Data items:
-=-=-=-=-
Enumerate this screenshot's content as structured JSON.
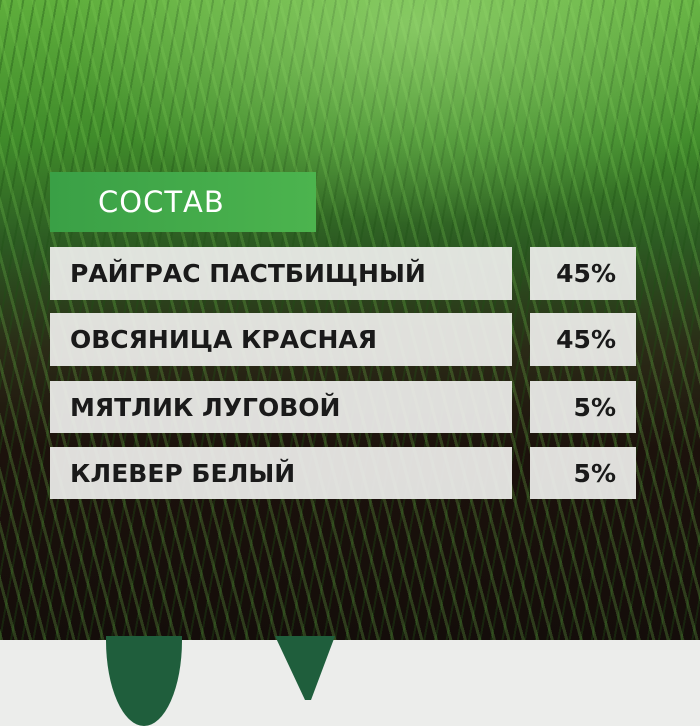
{
  "heading": "СОСТАВ",
  "colors": {
    "heading_bg": "#3aa046",
    "row_bg": "#eeeeec",
    "text": "#1a1a1a",
    "leaf": "#1f5e3c"
  },
  "composition": [
    {
      "name": "РАЙГРАС ПАСТБИЩНЫЙ",
      "percent": "45%"
    },
    {
      "name": "ОВСЯНИЦА КРАСНАЯ",
      "percent": "45%"
    },
    {
      "name": "МЯТЛИК ЛУГОВОЙ",
      "percent": "5%"
    },
    {
      "name": "КЛЕВЕР БЕЛЫЙ",
      "percent": "5%"
    }
  ]
}
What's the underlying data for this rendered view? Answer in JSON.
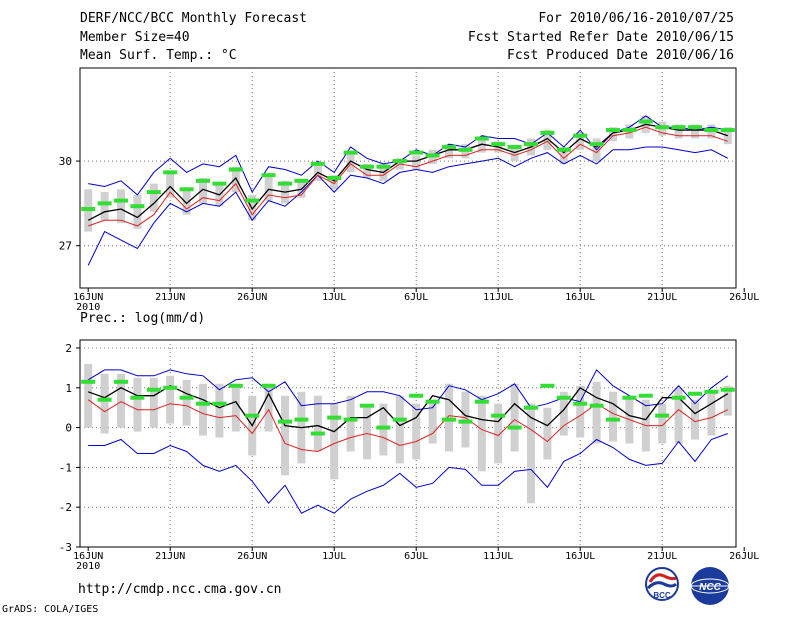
{
  "header": {
    "title": "DERF/NCC/BCC Monthly Forecast",
    "member_size": "Member Size=40",
    "variable": "Mean Surf. Temp.: °C",
    "period": "For 2010/06/16-2010/07/25",
    "refer_date": "Fcst Started Refer Date 2010/06/15",
    "produced_date": "Fcst Produced Date 2010/06/16"
  },
  "footer": {
    "url": "http://cmdp.ncc.cma.gov.cn",
    "grads": "GrADS: COLA/IGES",
    "logo_left": "BCC",
    "logo_right": "NCC"
  },
  "colors": {
    "box": "#d0d0d0",
    "hit": "#33dd33",
    "max": "#0000cc",
    "min": "#0000cc",
    "mean": "#dd2222",
    "median": "#000000"
  },
  "chart_data": [
    {
      "type": "line",
      "title": "Mean Surf. Temp.: °C",
      "x_ticks": [
        "16JUN",
        "21JUN",
        "26JUN",
        "1JUL",
        "6JUL",
        "11JUL",
        "16JUL",
        "21JUL",
        "26JUL"
      ],
      "x_year": "2010",
      "y_ticks": [
        27,
        30
      ],
      "ylim": [
        25.5,
        33.3
      ],
      "series": [
        {
          "name": "max",
          "values": [
            29.2,
            29.1,
            29.3,
            28.8,
            29.6,
            30.1,
            29.6,
            29.9,
            29.8,
            30.2,
            28.9,
            29.8,
            29.7,
            29.5,
            30.0,
            29.6,
            30.5,
            30.1,
            29.9,
            30.0,
            30.4,
            30.2,
            30.6,
            30.5,
            30.9,
            30.8,
            30.8,
            30.6,
            31.0,
            30.5,
            31.1,
            30.4,
            31.0,
            31.2,
            31.6,
            31.2,
            31.2,
            31.1,
            31.2,
            31.1
          ]
        },
        {
          "name": "min",
          "values": [
            26.3,
            27.5,
            27.2,
            26.9,
            27.8,
            28.5,
            28.2,
            28.5,
            28.4,
            28.9,
            27.9,
            28.6,
            28.4,
            28.9,
            29.5,
            28.9,
            29.5,
            29.4,
            29.2,
            29.6,
            29.7,
            29.6,
            29.8,
            29.9,
            30.0,
            30.1,
            29.8,
            30.1,
            30.3,
            29.9,
            30.2,
            29.9,
            30.4,
            30.4,
            30.5,
            30.5,
            30.4,
            30.3,
            30.4,
            30.1
          ]
        },
        {
          "name": "mean",
          "values": [
            27.7,
            27.9,
            27.9,
            27.7,
            28.1,
            28.9,
            28.3,
            28.7,
            28.6,
            29.2,
            28.1,
            28.8,
            28.7,
            28.8,
            29.5,
            29.2,
            29.9,
            29.5,
            29.5,
            29.9,
            29.8,
            30.0,
            30.2,
            30.2,
            30.4,
            30.4,
            30.2,
            30.4,
            30.7,
            30.1,
            30.6,
            30.3,
            30.9,
            31.0,
            31.2,
            31.0,
            30.9,
            30.9,
            30.9,
            30.7
          ]
        },
        {
          "name": "median",
          "values": [
            27.9,
            28.2,
            28.3,
            28.0,
            28.5,
            29.1,
            28.5,
            29.0,
            28.8,
            29.4,
            28.3,
            29.0,
            28.9,
            29.0,
            29.6,
            29.3,
            30.0,
            29.7,
            29.6,
            30.0,
            30.0,
            30.2,
            30.4,
            30.4,
            30.6,
            30.5,
            30.3,
            30.5,
            30.8,
            30.3,
            30.8,
            30.5,
            31.0,
            31.1,
            31.3,
            31.2,
            31.1,
            31.1,
            31.1,
            30.9
          ]
        },
        {
          "name": "box_high",
          "values": [
            29.0,
            28.9,
            29.0,
            28.8,
            29.2,
            29.6,
            29.0,
            29.4,
            29.2,
            29.8,
            28.8,
            29.5,
            29.3,
            29.3,
            29.9,
            29.5,
            30.3,
            29.9,
            29.9,
            30.1,
            30.2,
            30.4,
            30.6,
            30.6,
            30.8,
            30.7,
            30.5,
            30.8,
            31.1,
            30.5,
            31.0,
            30.8,
            31.2,
            31.3,
            31.6,
            31.4,
            31.3,
            31.3,
            31.3,
            31.2
          ]
        },
        {
          "name": "box_low",
          "values": [
            27.5,
            27.9,
            27.8,
            27.6,
            28.2,
            28.7,
            28.1,
            28.5,
            28.4,
            28.9,
            27.9,
            28.6,
            28.5,
            28.7,
            29.3,
            29.0,
            29.6,
            29.4,
            29.3,
            29.7,
            29.7,
            29.9,
            30.1,
            30.1,
            30.3,
            30.3,
            30.0,
            30.2,
            30.4,
            29.9,
            30.4,
            30.0,
            30.7,
            30.8,
            31.0,
            30.9,
            30.8,
            30.8,
            30.8,
            30.6
          ]
        },
        {
          "name": "hits",
          "values": [
            28.3,
            28.5,
            28.6,
            28.4,
            28.9,
            29.6,
            29.0,
            29.3,
            29.2,
            29.7,
            28.6,
            29.5,
            29.2,
            29.3,
            29.9,
            29.4,
            30.3,
            29.8,
            29.8,
            30.0,
            30.3,
            30.2,
            30.5,
            30.4,
            30.8,
            30.6,
            30.5,
            30.6,
            31.0,
            30.4,
            30.9,
            30.6,
            31.1,
            31.1,
            31.4,
            31.2,
            31.2,
            31.2,
            31.1,
            31.1
          ]
        }
      ]
    },
    {
      "type": "line",
      "title": "Prec.: log(mm/d)",
      "x_ticks": [
        "16JUN",
        "21JUN",
        "26JUN",
        "1JUL",
        "6JUL",
        "11JUL",
        "16JUL",
        "21JUL",
        "26JUL"
      ],
      "x_year": "2010",
      "y_ticks": [
        -3,
        -2,
        -1,
        0,
        1,
        2
      ],
      "ylim": [
        -3.0,
        2.2
      ],
      "series": [
        {
          "name": "max",
          "values": [
            1.2,
            1.45,
            1.45,
            1.3,
            1.3,
            1.45,
            1.35,
            1.3,
            0.95,
            1.2,
            1.25,
            0.9,
            1.15,
            0.55,
            0.6,
            0.6,
            0.7,
            0.9,
            0.9,
            0.8,
            0.45,
            0.5,
            1.05,
            0.95,
            0.7,
            0.85,
            1.1,
            0.5,
            0.6,
            0.75,
            0.65,
            1.45,
            1.05,
            0.8,
            0.55,
            0.6,
            1.05,
            0.6,
            1.0,
            1.3
          ]
        },
        {
          "name": "min",
          "values": [
            -0.45,
            -0.45,
            -0.3,
            -0.65,
            -0.65,
            -0.45,
            -0.6,
            -0.95,
            -1.1,
            -0.95,
            -1.35,
            -1.9,
            -1.45,
            -2.15,
            -1.95,
            -2.15,
            -1.8,
            -1.6,
            -1.45,
            -1.15,
            -1.5,
            -1.4,
            -1.0,
            -1.05,
            -1.45,
            -1.45,
            -1.1,
            -1.05,
            -1.5,
            -0.85,
            -0.65,
            -0.3,
            -0.5,
            -0.8,
            -0.95,
            -0.9,
            -0.35,
            -0.85,
            -0.3,
            -0.15
          ]
        },
        {
          "name": "mean",
          "values": [
            0.7,
            0.4,
            0.65,
            0.45,
            0.45,
            0.6,
            0.55,
            0.35,
            0.25,
            0.3,
            -0.15,
            0.45,
            -0.4,
            -0.55,
            -0.6,
            -0.4,
            -0.25,
            -0.15,
            -0.25,
            -0.45,
            -0.35,
            -0.15,
            0.3,
            0.25,
            -0.05,
            -0.2,
            0.2,
            -0.05,
            -0.35,
            0.05,
            0.3,
            0.6,
            0.35,
            0.2,
            0.05,
            0.05,
            0.45,
            0.15,
            0.25,
            0.45
          ]
        },
        {
          "name": "median",
          "values": [
            0.9,
            0.75,
            1.0,
            0.8,
            0.8,
            1.05,
            0.85,
            0.7,
            0.5,
            0.65,
            0.05,
            0.85,
            0.05,
            0.0,
            0.05,
            -0.1,
            0.25,
            0.25,
            0.5,
            0.05,
            0.25,
            0.8,
            0.7,
            0.3,
            0.2,
            0.15,
            0.6,
            0.25,
            0.05,
            0.45,
            1.0,
            0.75,
            0.6,
            0.3,
            0.2,
            0.75,
            0.75,
            0.35,
            0.6,
            0.85
          ]
        },
        {
          "name": "box_high",
          "values": [
            1.6,
            1.35,
            1.35,
            1.25,
            1.25,
            1.3,
            1.2,
            1.1,
            1.1,
            1.1,
            0.8,
            1.1,
            0.8,
            0.9,
            0.8,
            0.6,
            0.8,
            0.5,
            0.6,
            0.8,
            0.6,
            0.7,
            1.1,
            0.9,
            0.8,
            0.6,
            1.1,
            0.6,
            0.5,
            0.9,
            1.05,
            1.15,
            0.9,
            0.8,
            0.7,
            0.6,
            1.0,
            0.7,
            0.9,
            1.05
          ]
        },
        {
          "name": "box_low",
          "values": [
            0.0,
            -0.15,
            0.0,
            -0.1,
            0.0,
            0.1,
            0.05,
            -0.2,
            -0.25,
            -0.1,
            -0.7,
            -0.1,
            -1.2,
            -0.9,
            -0.6,
            -1.3,
            -0.6,
            -0.8,
            -0.7,
            -0.9,
            -0.8,
            -0.4,
            -0.6,
            -0.5,
            -1.1,
            -0.9,
            -0.6,
            -1.9,
            -0.8,
            -0.2,
            -0.25,
            -0.4,
            -0.35,
            -0.4,
            -0.6,
            -0.4,
            -0.4,
            -0.3,
            -0.2,
            0.3
          ]
        },
        {
          "name": "hits",
          "values": [
            1.15,
            0.7,
            1.15,
            0.75,
            0.95,
            1.0,
            0.75,
            0.6,
            0.6,
            1.05,
            0.3,
            1.05,
            0.15,
            0.2,
            -0.15,
            0.25,
            0.2,
            0.55,
            0.0,
            0.2,
            0.8,
            0.65,
            0.2,
            0.15,
            0.65,
            0.3,
            0.0,
            0.5,
            1.05,
            0.75,
            0.6,
            0.55,
            0.2,
            0.75,
            0.8,
            0.3,
            0.75,
            0.85,
            0.9,
            0.95
          ]
        }
      ]
    }
  ]
}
-=-=-=-=-
EXERCISE GOAL: Track down all lines above with the string "Fcst" and copy them.

SOLUTION TO THIS EXERCISE:
    "refer_date": "Fcst Started Refer Date 2010/06/15",
    "produced_date": "Fcst Produced Date 2010/06/16"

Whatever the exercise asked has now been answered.